Excerpted records:
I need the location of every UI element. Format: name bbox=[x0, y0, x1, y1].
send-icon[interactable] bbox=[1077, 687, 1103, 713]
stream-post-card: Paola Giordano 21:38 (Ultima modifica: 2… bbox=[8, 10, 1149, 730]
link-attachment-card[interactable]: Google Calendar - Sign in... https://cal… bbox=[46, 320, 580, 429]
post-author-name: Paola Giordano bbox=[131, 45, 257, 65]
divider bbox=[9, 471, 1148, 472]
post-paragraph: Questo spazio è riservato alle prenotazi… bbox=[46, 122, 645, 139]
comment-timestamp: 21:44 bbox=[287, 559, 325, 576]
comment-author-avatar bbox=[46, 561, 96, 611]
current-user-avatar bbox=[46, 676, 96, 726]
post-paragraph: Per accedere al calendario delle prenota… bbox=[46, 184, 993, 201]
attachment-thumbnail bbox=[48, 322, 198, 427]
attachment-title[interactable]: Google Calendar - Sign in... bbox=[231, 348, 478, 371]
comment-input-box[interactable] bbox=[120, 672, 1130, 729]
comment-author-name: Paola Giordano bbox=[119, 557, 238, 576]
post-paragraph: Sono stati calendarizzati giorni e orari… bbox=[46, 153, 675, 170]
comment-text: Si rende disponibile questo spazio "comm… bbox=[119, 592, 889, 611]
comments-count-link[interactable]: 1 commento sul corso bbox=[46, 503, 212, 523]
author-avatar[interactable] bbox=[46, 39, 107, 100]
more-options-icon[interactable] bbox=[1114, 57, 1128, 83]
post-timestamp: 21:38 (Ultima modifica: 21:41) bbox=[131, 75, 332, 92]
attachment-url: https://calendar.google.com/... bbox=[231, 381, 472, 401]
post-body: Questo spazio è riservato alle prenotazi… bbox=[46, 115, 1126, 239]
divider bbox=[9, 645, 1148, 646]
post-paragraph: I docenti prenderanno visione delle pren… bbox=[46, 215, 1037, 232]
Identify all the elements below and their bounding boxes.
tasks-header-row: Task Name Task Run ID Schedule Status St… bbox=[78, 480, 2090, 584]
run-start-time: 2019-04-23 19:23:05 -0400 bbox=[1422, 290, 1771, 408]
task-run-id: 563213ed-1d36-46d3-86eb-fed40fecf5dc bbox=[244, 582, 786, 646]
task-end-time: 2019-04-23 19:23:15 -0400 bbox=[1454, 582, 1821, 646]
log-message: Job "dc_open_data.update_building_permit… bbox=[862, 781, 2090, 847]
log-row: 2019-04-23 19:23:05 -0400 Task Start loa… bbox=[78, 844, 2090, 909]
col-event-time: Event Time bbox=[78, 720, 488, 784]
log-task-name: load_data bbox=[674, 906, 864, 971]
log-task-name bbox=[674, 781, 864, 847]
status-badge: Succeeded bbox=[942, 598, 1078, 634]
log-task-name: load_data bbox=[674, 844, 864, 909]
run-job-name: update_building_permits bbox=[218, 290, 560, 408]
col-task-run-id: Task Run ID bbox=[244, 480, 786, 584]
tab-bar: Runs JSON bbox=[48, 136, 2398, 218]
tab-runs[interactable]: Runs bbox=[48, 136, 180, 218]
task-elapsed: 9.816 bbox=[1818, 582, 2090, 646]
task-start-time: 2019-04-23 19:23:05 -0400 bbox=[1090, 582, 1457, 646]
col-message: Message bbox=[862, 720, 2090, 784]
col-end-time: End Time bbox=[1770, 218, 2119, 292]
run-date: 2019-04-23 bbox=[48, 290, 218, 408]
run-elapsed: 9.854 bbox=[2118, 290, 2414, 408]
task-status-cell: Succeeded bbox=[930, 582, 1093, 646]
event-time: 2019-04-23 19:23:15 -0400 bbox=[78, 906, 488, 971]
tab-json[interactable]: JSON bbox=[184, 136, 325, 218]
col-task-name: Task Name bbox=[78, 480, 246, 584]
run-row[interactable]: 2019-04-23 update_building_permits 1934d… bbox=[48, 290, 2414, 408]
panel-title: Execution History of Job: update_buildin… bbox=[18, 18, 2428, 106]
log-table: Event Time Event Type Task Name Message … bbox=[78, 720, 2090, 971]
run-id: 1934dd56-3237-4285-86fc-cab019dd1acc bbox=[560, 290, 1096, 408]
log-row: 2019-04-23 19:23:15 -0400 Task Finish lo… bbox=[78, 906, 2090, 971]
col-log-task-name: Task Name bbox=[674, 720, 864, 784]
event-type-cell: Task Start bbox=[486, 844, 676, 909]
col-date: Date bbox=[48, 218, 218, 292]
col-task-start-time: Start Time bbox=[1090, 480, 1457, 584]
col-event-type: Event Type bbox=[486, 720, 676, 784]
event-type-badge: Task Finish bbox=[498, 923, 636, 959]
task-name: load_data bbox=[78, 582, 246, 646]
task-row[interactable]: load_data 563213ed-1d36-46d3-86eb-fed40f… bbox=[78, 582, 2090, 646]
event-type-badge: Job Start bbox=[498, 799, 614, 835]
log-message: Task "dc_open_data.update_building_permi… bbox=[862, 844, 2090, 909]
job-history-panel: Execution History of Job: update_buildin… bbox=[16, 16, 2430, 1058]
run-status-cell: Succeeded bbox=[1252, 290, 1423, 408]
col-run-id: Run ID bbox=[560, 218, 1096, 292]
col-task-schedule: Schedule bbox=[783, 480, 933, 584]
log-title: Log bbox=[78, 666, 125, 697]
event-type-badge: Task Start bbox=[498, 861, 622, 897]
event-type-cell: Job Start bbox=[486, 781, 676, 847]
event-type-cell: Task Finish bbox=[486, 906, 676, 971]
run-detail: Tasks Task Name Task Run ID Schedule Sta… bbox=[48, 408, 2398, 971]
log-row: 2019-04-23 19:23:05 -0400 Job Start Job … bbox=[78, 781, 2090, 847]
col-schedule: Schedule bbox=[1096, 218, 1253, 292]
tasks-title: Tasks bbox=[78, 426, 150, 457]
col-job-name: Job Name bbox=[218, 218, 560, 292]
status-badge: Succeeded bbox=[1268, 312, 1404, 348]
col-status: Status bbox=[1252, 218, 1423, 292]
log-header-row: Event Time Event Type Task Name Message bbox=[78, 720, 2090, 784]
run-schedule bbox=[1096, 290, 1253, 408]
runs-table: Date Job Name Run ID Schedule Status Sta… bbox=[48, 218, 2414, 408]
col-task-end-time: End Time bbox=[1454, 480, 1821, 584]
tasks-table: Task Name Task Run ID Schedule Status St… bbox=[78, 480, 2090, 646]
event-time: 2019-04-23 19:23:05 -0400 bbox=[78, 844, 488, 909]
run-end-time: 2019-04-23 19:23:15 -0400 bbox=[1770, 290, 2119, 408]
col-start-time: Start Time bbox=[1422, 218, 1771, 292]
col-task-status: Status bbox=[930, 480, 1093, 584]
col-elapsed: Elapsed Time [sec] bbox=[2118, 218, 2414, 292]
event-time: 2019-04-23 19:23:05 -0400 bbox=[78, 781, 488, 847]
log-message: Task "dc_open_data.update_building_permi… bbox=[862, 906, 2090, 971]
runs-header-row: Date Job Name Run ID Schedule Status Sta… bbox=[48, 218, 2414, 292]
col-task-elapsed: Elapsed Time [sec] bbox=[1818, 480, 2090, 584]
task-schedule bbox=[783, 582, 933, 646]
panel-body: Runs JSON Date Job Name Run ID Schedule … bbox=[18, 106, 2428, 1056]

Problem to work on: How many lines of the records contain the string "paragraph" with case matching exactly? Reply with the number alone.

Exercise response: 4